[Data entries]
^^^^^^^^
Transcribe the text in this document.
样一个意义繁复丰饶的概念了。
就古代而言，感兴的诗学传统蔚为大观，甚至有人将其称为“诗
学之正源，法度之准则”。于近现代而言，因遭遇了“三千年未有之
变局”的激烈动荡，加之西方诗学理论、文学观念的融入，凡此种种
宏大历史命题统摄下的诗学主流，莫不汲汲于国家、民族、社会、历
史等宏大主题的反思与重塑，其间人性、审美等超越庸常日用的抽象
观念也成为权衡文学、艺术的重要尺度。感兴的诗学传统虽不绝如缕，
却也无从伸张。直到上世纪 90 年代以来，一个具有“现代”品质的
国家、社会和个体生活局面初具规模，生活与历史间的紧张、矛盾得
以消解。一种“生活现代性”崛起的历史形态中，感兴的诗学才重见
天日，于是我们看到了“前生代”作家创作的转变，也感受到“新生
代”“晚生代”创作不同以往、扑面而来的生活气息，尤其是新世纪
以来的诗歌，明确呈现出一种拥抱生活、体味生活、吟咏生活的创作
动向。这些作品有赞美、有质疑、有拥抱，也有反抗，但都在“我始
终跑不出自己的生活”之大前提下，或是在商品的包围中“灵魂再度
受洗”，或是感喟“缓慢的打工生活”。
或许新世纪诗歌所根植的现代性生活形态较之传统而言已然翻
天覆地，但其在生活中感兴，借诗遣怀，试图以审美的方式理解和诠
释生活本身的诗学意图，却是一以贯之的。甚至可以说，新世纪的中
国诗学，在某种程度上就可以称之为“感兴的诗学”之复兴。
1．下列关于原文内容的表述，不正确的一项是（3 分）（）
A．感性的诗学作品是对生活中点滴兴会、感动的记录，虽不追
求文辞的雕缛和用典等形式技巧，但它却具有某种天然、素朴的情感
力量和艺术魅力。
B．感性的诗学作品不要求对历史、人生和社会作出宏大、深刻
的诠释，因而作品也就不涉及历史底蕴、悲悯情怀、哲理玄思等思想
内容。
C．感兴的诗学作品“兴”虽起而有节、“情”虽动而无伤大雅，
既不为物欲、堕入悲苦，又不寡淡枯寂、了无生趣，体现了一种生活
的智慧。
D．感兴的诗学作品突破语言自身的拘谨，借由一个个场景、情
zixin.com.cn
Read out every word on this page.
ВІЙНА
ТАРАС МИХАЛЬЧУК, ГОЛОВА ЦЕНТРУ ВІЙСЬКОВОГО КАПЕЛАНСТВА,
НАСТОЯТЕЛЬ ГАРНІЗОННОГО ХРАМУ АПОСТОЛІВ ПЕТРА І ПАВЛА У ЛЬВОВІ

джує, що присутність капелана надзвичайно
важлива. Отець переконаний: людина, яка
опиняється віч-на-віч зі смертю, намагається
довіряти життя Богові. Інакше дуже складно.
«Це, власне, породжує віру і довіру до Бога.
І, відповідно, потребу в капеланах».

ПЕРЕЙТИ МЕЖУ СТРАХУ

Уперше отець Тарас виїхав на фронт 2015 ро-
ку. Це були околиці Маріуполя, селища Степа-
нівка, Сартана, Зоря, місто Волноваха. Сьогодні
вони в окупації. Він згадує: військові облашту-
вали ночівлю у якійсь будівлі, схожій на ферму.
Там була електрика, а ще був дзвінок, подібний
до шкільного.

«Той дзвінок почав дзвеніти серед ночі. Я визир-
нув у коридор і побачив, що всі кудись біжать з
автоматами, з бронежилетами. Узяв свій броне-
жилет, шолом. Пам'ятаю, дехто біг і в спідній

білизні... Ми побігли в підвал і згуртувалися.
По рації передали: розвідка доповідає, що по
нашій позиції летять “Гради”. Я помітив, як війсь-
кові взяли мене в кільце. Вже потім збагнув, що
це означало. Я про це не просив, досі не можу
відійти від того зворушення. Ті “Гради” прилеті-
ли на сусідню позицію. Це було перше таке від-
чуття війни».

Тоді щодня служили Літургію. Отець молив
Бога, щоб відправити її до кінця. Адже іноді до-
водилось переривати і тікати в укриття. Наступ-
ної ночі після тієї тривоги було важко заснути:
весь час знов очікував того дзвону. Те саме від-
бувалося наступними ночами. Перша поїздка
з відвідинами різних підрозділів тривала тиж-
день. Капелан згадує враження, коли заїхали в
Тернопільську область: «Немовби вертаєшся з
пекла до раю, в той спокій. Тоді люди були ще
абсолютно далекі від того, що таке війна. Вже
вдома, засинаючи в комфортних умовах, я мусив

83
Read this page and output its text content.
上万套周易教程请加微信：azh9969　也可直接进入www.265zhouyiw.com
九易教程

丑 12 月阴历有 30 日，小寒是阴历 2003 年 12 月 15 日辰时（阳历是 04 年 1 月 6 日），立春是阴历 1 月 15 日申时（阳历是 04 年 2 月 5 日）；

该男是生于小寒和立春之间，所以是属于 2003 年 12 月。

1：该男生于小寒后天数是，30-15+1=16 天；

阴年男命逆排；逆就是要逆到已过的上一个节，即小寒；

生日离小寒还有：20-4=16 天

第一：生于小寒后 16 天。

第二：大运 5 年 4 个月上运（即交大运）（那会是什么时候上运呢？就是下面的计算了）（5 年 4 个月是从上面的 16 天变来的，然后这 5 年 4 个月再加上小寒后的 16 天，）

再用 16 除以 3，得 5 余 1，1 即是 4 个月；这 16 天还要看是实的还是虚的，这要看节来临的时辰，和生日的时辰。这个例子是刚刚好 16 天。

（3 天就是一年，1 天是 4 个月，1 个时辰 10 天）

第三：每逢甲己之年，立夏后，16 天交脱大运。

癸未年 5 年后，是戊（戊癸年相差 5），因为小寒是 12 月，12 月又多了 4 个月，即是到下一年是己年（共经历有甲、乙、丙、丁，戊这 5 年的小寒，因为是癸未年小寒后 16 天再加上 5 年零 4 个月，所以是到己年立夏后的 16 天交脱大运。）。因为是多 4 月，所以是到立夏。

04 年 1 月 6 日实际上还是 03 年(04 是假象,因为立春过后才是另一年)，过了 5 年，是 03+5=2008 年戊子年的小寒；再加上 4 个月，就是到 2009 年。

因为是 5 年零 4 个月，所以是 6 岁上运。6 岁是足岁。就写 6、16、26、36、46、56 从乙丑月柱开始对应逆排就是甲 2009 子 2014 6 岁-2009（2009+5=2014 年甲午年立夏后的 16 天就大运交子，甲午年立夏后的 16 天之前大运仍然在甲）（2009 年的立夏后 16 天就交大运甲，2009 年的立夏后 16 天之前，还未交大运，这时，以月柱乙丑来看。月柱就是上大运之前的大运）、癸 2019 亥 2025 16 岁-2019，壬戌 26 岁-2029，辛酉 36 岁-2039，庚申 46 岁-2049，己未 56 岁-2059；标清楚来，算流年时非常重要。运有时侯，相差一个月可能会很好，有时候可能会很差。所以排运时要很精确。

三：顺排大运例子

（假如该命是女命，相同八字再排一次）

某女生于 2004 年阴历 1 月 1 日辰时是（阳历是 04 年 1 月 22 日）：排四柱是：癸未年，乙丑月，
^^^^^^^^
OBJECTIVE
Examine the records and pull out every line where the string "дзвінок" occurs.

REPLY TO THE EXERCISE
Там була електрика, а ще був дзвінок, подібний
«Той дзвінок почав дзвеніти серед ночі. Я визир-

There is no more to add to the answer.